● AIM OF THE TASK: Write out the listing below in full and exactly, leaving out every picture.

(Data records)

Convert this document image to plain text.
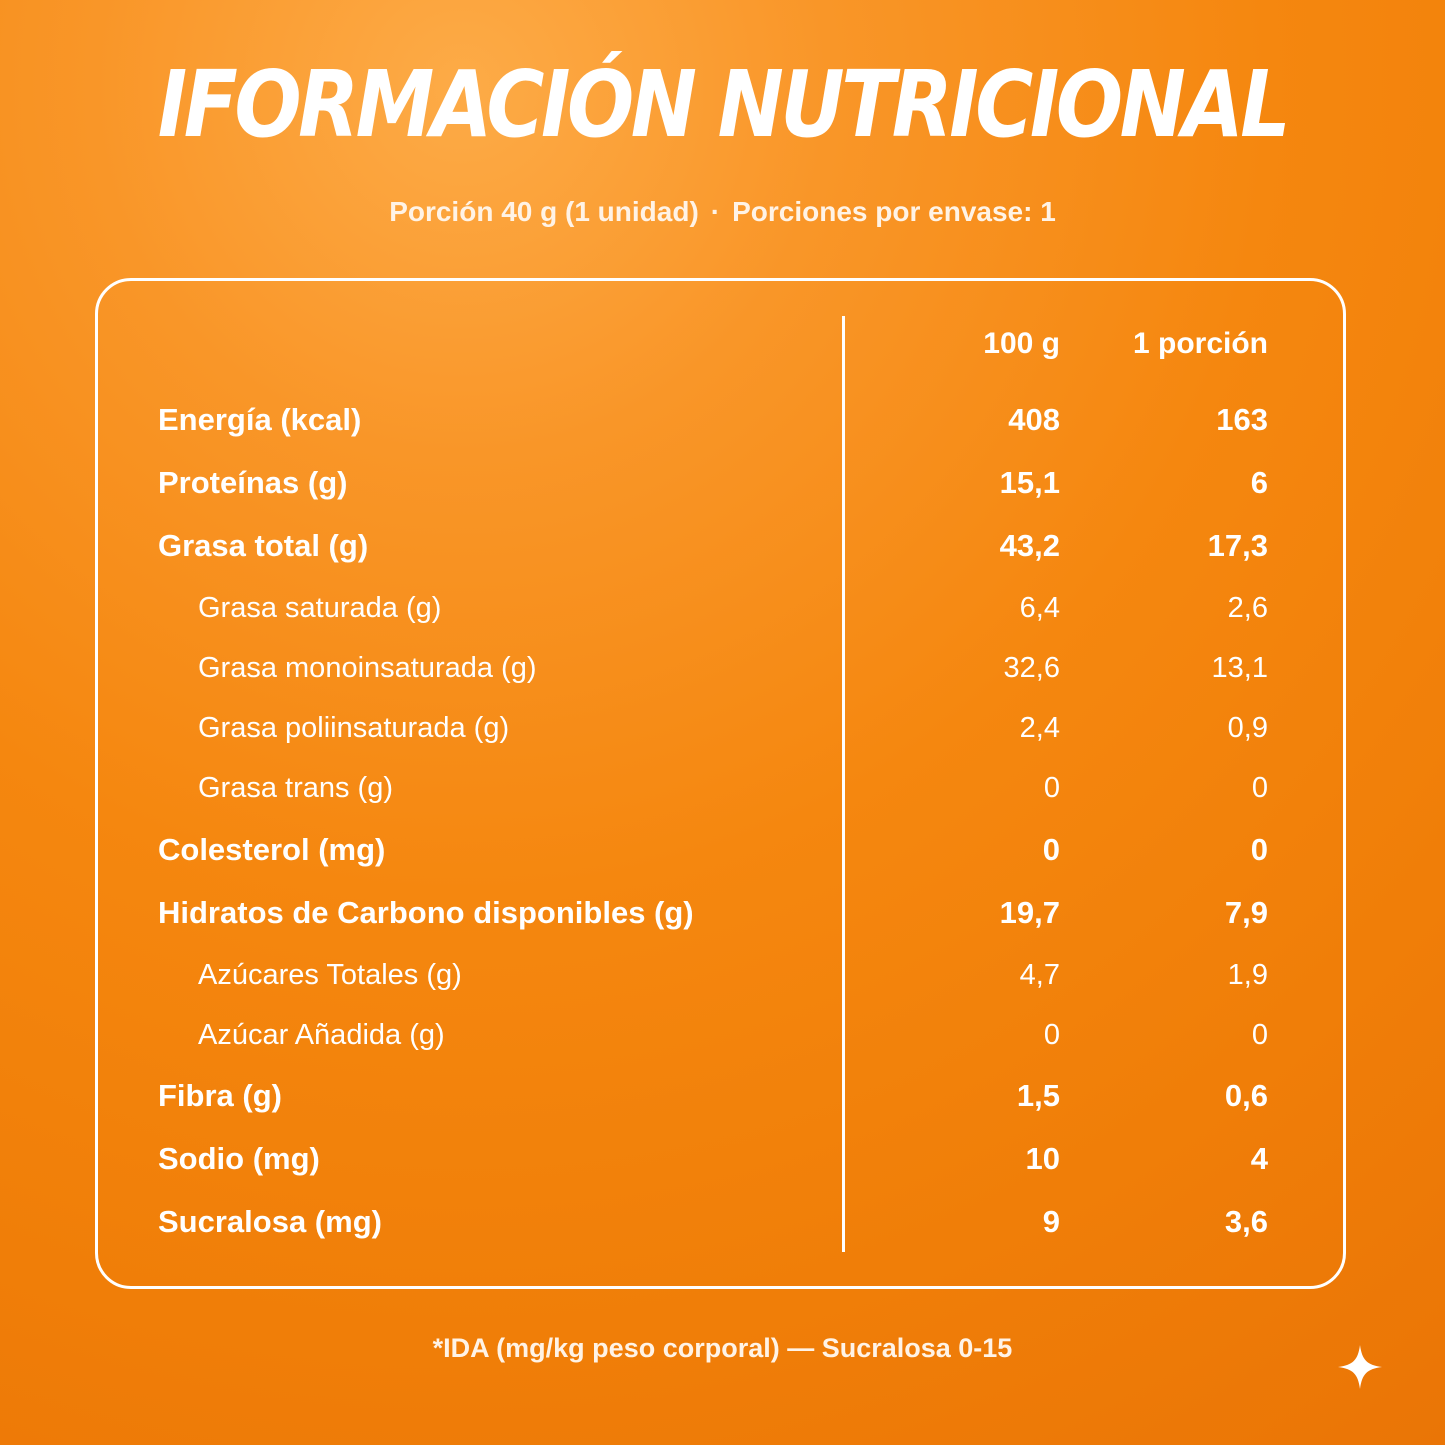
IFORMACIÓN NUTRICIONAL
Porción 40 g (1 unidad) · Porciones por envase: 1
100 g	1 porción
Energía (kcal)	408	163
Proteínas (g)	15,1	6
Grasa total (g)	43,2	17,3
Grasa saturada (g)	6,4	2,6
Grasa monoinsaturada (g)	32,6	13,1
Grasa poliinsaturada (g)	2,4	0,9
Grasa trans (g)	0	0
Colesterol (mg)	0	0
Hidratos de Carbono disponibles (g)	19,7	7,9
Azúcares Totales (g)	4,7	1,9
Azúcar Añadida (g)	0	0
Fibra (g)	1,5	0,6
Sodio (mg)	10	4
Sucralosa (mg)	9	3,6
*IDA (mg/kg peso corporal) — Sucralosa 0-15
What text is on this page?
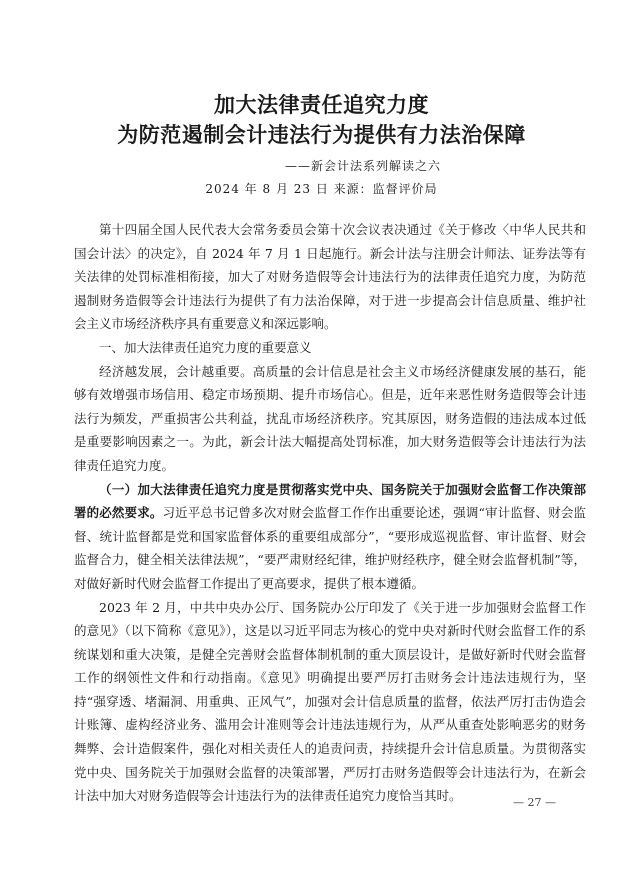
加大法律责任追究力度
为防范遏制会计违法行为提供有力法治保障
——新会计法系列解读之六
2024 年 8 月 23 日 来源：监督评价局

第十四届全国人民代表大会常务委员会第十次会议表决通过《关于修改〈中华人民共和国会计法〉的决定》，自 2024 年 7 月 1 日起施行。新会计法与注册会计师法、证券法等有关法律的处罚标准相衔接，加大了对财务造假等会计违法行为的法律责任追究力度，为防范遏制财务造假等会计违法行为提供了有力法治保障，对于进一步提高会计信息质量、维护社会主义市场经济秩序具有重要意义和深远影响。

一、加大法律责任追究力度的重要意义

经济越发展，会计越重要。高质量的会计信息是社会主义市场经济健康发展的基石，能够有效增强市场信用、稳定市场预期、提升市场信心。但是，近年来恶性财务造假等会计违法行为频发，严重损害公共利益，扰乱市场经济秩序。究其原因，财务造假的违法成本过低是重要影响因素之一。为此，新会计法大幅提高处罚标准，加大财务造假等会计违法行为法律责任追究力度。

（一）加大法律责任追究力度是贯彻落实党中央、国务院关于加强财会监督工作决策部署的必然要求。习近平总书记曾多次对财会监督工作作出重要论述，强调“审计监督、财会监督、统计监督都是党和国家监督体系的重要组成部分”，“要形成巡视监督、审计监督、财会监督合力，健全相关法律法规”，“要严肃财经纪律，维护财经秩序，健全财会监督机制”等，对做好新时代财会监督工作提出了更高要求，提供了根本遵循。

2023 年 2 月，中共中央办公厅、国务院办公厅印发了《关于进一步加强财会监督工作的意见》（以下简称《意见》），这是以习近平同志为核心的党中央对新时代财会监督工作的系统谋划和重大决策，是健全完善财会监督体制机制的重大顶层设计，是做好新时代财会监督工作的纲领性文件和行动指南。《意见》明确提出要严厉打击财务会计违法违规行为，坚持“强穿透、堵漏洞、用重典、正风气”，加强对会计信息质量的监督，依法严厉打击伪造会计账簿、虚构经济业务、滥用会计准则等会计违法违规行为，从严从重查处影响恶劣的财务舞弊、会计造假案件，强化对相关责任人的追责问责，持续提升会计信息质量。为贯彻落实党中央、国务院关于加强财会监督的决策部署，严厉打击财务造假等会计违法行为，在新会计法中加大对财务造假等会计违法行为的法律责任追究力度恰当其时。	— 27 —
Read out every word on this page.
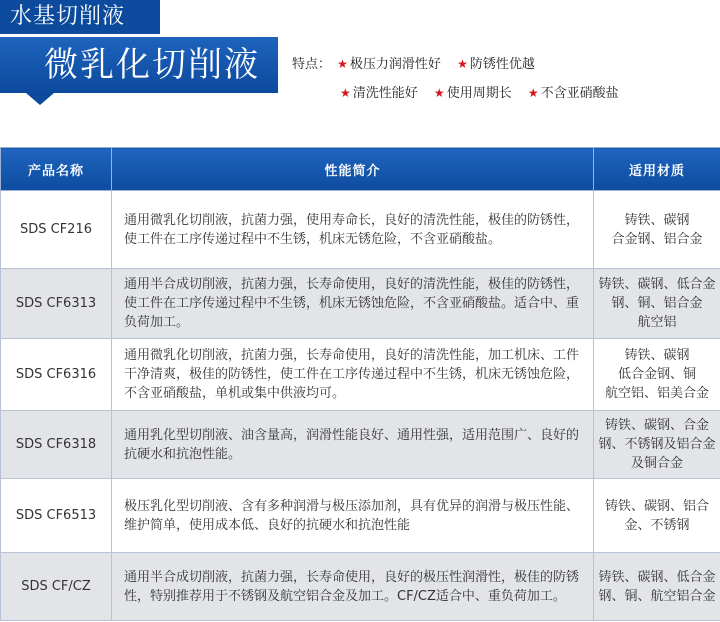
水基切削液
微乳化切削液	特点： ★ 极压力润滑性好 ★ 防锈性优越
★ 清洗性能好 ★ 使用周期长 ★ 不含亚硝酸盐
产品名称	性能简介	适用材质
SDS CF216	通用微乳化切削液，抗菌力强，使用寿命长，良好的清洗性能，极佳的防锈性，使工件在工序传递过程中不生锈，机床无锈危险，不含亚硝酸盐。	铸铁、碳钢
合金钢、铝合金
SDS CF6313	通用半合成切削液，抗菌力强，长寿命使用，良好的清洗性能，极佳的防锈性，使工件在工序传递过程中不生锈，机床无锈蚀危险，不含亚硝酸盐。适合中、重负荷加工。	铸铁、碳钢、低合金钢、铜、铝合金
航空铝
SDS CF6316	通用微乳化切削液，抗菌力强，长寿命使用，良好的清洗性能，加工机床、工件干净清爽，极佳的防锈性，使工件在工序传递过程中不生锈，机床无锈蚀危险，不含亚硝酸盐，单机或集中供液均可。	铸铁、碳钢
低合金钢、铜
航空铝、铝美合金
SDS CF6318	通用乳化型切削液、油含量高，润滑性能良好、通用性强，适用范围广、良好的抗硬水和抗泡性能。	铸铁、碳钢、合金钢、不锈钢及铝合金及铜合金
SDS CF6513	极压乳化型切削液、含有多种润滑与极压添加剂，具有优异的润滑与极压性能、维护简单，使用成本低、良好的抗硬水和抗泡性能	铸铁、碳钢、铝合金、不锈钢
SDS CF/CZ	通用半合成切削液，抗菌力强，长寿命使用，良好的极压性润滑性，极佳的防锈性，特别推荐用于不锈钢及航空铝合金及加工。CF/CZ适合中、重负荷加工。	铸铁、碳钢、低合金钢、铜、航空铝合金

● REPLY:
Convert this document image to plain text.
IFORMACIÓN NUTRICIONAL
Porción 40 g (1 unidad) · Porciones por envase: 1
100 g	1 porción
Energía (kcal)	408	163
Proteínas (g)	15,1	6
Grasa total (g)	43,2	17,3
Grasa saturada (g)	6,4	2,6
Grasa monoinsaturada (g)	32,6	13,1
Grasa poliinsaturada (g)	2,4	0,9
Grasa trans (g)	0	0
Colesterol (mg)	0	0
Hidratos de Carbono disponibles (g)	19,7	7,9
Azúcares Totales (g)	4,7	1,9
Azúcar Añadida (g)	0	0
Fibra (g)	1,5	0,6
Sodio (mg)	10	4
Sucralosa (mg)	9	3,6
*IDA (mg/kg peso corporal) — Sucralosa 0-15
What text is on this page?
加大法律责任追究力度
为防范遏制会计违法行为提供有力法治保障
——新会计法系列解读之六
2024 年 8 月 23 日 来源：监督评价局

第十四届全国人民代表大会常务委员会第十次会议表决通过《关于修改〈中华人民共和国会计法〉的决定》，自 2024 年 7 月 1 日起施行。新会计法与注册会计师法、证券法等有关法律的处罚标准相衔接，加大了对财务造假等会计违法行为的法律责任追究力度，为防范遏制财务造假等会计违法行为提供了有力法治保障，对于进一步提高会计信息质量、维护社会主义市场经济秩序具有重要意义和深远影响。

一、加大法律责任追究力度的重要意义

经济越发展，会计越重要。高质量的会计信息是社会主义市场经济健康发展的基石，能够有效增强市场信用、稳定市场预期、提升市场信心。但是，近年来恶性财务造假等会计违法行为频发，严重损害公共利益，扰乱市场经济秩序。究其原因，财务造假的违法成本过低是重要影响因素之一。为此，新会计法大幅提高处罚标准，加大财务造假等会计违法行为法律责任追究力度。

（一）加大法律责任追究力度是贯彻落实党中央、国务院关于加强财会监督工作决策部署的必然要求。习近平总书记曾多次对财会监督工作作出重要论述，强调“审计监督、财会监督、统计监督都是党和国家监督体系的重要组成部分”，“要形成巡视监督、审计监督、财会监督合力，健全相关法律法规”，“要严肃财经纪律，维护财经秩序，健全财会监督机制”等，对做好新时代财会监督工作提出了更高要求，提供了根本遵循。

2023 年 2 月，中共中央办公厅、国务院办公厅印发了《关于进一步加强财会监督工作的意见》（以下简称《意见》），这是以习近平同志为核心的党中央对新时代财会监督工作的系统谋划和重大决策，是健全完善财会监督体制机制的重大顶层设计，是做好新时代财会监督工作的纲领性文件和行动指南。《意见》明确提出要严厉打击财务会计违法违规行为，坚持“强穿透、堵漏洞、用重典、正风气”，加强对会计信息质量的监督，依法严厉打击伪造会计账簿、虚构经济业务、滥用会计准则等会计违法违规行为，从严从重查处影响恶劣的财务舞弊、会计造假案件，强化对相关责任人的追责问责，持续提升会计信息质量。为贯彻落实党中央、国务院关于加强财会监督的决策部署，严厉打击财务造假等会计违法行为，在新会计法中加大对财务造假等会计违法行为的法律责任追究力度恰当其时。	— 27 —
Read out every word on this page.
水基切削液
微乳化切削液	特点： ★ 极压力润滑性好 ★ 防锈性优越
★ 清洗性能好 ★ 使用周期长 ★ 不含亚硝酸盐
产品名称	性能简介	适用材质
SDS CF216	通用微乳化切削液，抗菌力强，使用寿命长，良好的清洗性能，极佳的防锈性，使工件在工序传递过程中不生锈，机床无锈危险，不含亚硝酸盐。	铸铁、碳钢
合金钢、铝合金
SDS CF6313	通用半合成切削液，抗菌力强，长寿命使用，良好的清洗性能，极佳的防锈性，使工件在工序传递过程中不生锈，机床无锈蚀危险，不含亚硝酸盐。适合中、重负荷加工。	铸铁、碳钢、低合金钢、铜、铝合金
航空铝
SDS CF6316	通用微乳化切削液，抗菌力强，长寿命使用，良好的清洗性能，加工机床、工件干净清爽，极佳的防锈性，使工件在工序传递过程中不生锈，机床无锈蚀危险，不含亚硝酸盐，单机或集中供液均可。	铸铁、碳钢
低合金钢、铜
航空铝、铝美合金
SDS CF6318	通用乳化型切削液、油含量高，润滑性能良好、通用性强，适用范围广、良好的抗硬水和抗泡性能。	铸铁、碳钢、合金钢、不锈钢及铝合金及铜合金
SDS CF6513	极压乳化型切削液、含有多种润滑与极压添加剂，具有优异的润滑与极压性能、维护简单，使用成本低、良好的抗硬水和抗泡性能	铸铁、碳钢、铝合金、不锈钢
SDS CF/CZ	通用半合成切削液，抗菌力强，长寿命使用，良好的极压性润滑性，极佳的防锈性，特别推荐用于不锈钢及航空铝合金及加工。CF/CZ适合中、重负荷加工。	铸铁、碳钢、低合金钢、铜、航空铝合金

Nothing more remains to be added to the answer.